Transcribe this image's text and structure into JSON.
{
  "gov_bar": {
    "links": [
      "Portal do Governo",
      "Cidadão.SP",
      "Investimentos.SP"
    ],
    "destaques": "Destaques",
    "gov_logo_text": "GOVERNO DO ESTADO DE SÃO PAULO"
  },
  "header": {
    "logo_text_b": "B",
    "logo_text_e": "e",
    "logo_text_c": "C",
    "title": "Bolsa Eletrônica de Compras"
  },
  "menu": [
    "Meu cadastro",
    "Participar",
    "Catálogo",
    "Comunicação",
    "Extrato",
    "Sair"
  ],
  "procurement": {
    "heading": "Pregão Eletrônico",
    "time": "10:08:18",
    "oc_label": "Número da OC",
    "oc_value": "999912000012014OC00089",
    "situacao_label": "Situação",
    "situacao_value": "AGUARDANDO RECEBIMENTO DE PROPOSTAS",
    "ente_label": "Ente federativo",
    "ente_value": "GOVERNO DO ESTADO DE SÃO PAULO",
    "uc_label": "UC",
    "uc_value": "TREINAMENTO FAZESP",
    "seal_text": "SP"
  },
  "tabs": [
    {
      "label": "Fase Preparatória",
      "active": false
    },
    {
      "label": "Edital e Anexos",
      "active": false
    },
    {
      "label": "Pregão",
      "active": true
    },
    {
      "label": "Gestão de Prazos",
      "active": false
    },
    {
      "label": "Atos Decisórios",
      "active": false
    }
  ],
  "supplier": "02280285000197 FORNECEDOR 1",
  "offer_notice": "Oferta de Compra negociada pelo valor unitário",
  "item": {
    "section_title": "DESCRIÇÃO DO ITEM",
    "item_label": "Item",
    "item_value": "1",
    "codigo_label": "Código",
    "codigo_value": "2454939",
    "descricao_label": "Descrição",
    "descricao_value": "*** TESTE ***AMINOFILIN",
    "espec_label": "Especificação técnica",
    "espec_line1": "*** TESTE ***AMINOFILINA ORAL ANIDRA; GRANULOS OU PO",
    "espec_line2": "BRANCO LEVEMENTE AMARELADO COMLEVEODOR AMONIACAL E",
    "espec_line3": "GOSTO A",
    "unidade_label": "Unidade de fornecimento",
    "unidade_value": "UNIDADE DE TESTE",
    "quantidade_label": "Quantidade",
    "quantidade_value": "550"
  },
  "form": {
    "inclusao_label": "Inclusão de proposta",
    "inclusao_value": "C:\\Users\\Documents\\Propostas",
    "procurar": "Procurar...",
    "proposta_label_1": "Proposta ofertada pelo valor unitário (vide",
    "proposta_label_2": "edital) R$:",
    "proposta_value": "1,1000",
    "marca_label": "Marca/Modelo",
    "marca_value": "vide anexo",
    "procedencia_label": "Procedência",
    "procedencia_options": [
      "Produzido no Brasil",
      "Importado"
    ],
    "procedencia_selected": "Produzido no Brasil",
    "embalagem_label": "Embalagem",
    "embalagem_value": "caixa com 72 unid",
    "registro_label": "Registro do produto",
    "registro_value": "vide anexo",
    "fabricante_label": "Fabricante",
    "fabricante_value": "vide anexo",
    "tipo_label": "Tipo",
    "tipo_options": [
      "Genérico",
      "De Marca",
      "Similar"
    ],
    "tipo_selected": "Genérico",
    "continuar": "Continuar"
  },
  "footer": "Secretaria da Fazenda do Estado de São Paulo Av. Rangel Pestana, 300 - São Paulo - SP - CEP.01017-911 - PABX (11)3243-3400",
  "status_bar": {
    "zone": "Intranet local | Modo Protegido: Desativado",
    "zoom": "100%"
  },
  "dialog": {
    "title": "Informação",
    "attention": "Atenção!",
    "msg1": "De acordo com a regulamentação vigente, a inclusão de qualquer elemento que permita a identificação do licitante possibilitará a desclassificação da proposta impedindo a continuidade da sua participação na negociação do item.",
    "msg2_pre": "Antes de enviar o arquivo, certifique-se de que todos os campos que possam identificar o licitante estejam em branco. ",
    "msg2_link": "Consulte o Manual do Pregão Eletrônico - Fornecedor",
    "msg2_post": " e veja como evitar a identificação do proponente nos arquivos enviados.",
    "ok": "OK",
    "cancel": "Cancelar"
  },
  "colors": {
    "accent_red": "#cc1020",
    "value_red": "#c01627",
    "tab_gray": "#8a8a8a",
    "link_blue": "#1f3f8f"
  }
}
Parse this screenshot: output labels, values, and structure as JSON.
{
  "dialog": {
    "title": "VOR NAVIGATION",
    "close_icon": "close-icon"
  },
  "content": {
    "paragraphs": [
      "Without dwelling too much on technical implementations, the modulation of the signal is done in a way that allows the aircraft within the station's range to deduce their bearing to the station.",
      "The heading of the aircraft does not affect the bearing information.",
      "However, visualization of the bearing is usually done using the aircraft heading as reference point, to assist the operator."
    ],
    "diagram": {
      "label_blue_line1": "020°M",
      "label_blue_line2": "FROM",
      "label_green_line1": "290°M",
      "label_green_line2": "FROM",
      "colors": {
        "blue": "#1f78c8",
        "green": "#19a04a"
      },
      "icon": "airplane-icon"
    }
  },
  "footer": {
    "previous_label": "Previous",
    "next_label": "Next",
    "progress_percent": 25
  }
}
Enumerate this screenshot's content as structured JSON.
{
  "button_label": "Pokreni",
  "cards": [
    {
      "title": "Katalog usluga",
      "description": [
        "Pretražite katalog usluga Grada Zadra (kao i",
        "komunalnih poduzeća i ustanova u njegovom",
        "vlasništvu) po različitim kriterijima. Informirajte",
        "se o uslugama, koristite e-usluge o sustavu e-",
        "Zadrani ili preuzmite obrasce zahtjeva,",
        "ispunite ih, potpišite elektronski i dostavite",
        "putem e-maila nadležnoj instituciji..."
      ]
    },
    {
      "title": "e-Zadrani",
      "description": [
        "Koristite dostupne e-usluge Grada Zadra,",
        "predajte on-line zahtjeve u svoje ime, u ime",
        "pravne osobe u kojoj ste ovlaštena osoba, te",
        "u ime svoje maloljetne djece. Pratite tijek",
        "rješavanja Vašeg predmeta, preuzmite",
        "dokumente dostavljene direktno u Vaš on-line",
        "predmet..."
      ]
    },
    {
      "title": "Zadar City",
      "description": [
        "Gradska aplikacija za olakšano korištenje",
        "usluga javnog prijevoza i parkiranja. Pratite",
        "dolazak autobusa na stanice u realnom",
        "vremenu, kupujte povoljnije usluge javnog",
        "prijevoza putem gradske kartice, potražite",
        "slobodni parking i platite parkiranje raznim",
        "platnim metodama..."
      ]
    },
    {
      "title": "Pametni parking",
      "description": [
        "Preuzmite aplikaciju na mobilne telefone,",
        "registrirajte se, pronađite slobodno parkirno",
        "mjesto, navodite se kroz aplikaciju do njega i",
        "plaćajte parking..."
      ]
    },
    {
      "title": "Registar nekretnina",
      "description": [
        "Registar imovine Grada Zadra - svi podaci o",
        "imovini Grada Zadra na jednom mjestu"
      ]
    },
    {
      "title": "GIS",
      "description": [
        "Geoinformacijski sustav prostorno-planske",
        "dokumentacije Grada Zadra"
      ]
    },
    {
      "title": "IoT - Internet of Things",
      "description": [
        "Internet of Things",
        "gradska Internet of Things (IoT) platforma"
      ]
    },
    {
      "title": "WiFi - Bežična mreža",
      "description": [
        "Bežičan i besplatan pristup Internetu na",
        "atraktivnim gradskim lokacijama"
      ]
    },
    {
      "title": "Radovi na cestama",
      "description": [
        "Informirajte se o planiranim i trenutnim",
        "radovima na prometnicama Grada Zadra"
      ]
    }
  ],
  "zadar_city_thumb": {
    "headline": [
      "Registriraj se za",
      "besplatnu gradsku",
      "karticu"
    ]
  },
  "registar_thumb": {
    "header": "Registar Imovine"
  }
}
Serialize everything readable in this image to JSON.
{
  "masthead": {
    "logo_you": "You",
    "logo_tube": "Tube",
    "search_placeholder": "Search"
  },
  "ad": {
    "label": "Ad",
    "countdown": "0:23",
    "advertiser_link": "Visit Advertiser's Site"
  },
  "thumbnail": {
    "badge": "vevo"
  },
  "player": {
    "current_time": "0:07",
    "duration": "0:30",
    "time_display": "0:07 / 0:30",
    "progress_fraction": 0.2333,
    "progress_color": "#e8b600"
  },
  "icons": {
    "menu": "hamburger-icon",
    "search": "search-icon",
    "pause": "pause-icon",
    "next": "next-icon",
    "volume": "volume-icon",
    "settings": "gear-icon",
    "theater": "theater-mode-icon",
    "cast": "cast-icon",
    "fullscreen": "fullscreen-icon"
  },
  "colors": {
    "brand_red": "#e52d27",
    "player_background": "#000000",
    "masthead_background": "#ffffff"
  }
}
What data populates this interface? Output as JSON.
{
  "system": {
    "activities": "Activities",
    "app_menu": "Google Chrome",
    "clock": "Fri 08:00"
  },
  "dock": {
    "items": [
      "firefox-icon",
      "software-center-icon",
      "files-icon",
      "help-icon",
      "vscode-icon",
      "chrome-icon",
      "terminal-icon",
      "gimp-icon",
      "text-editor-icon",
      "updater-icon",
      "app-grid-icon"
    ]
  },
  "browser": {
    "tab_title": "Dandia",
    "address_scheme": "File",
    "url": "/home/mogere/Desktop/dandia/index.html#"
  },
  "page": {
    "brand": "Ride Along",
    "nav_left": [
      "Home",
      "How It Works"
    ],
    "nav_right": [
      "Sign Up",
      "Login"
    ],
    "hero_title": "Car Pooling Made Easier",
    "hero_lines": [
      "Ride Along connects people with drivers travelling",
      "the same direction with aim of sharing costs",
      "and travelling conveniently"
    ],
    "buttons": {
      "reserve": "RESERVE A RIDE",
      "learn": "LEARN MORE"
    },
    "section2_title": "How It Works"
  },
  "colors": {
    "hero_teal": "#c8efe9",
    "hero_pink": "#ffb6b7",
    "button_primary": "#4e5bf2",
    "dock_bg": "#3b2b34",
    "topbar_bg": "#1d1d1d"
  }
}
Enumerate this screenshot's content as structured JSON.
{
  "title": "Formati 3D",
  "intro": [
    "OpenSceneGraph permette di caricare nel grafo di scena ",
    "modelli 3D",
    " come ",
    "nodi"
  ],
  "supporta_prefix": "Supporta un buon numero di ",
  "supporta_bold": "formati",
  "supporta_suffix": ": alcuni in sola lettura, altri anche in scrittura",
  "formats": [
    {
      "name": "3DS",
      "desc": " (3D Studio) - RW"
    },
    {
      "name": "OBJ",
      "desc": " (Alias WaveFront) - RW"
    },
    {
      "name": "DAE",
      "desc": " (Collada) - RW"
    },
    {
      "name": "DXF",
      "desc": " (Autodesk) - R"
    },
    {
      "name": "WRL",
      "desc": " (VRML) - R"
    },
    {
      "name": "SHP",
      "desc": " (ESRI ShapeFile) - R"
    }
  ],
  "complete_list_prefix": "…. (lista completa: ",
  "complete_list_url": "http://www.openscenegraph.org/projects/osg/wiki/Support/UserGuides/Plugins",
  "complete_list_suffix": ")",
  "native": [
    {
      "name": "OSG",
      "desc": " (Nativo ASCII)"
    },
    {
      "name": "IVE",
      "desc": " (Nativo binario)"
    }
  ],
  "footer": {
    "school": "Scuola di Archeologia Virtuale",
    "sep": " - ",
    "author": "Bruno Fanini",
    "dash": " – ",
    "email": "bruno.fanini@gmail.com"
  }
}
☆ ☆ ☆ ☆
Collect the lines of the data that carry the word "Pratite".

Solution to this problem:
        "u ime svoje maloljetne djece. Pratite tijek",
        "usluga javnog prijevoza i parkiranja. Pratite",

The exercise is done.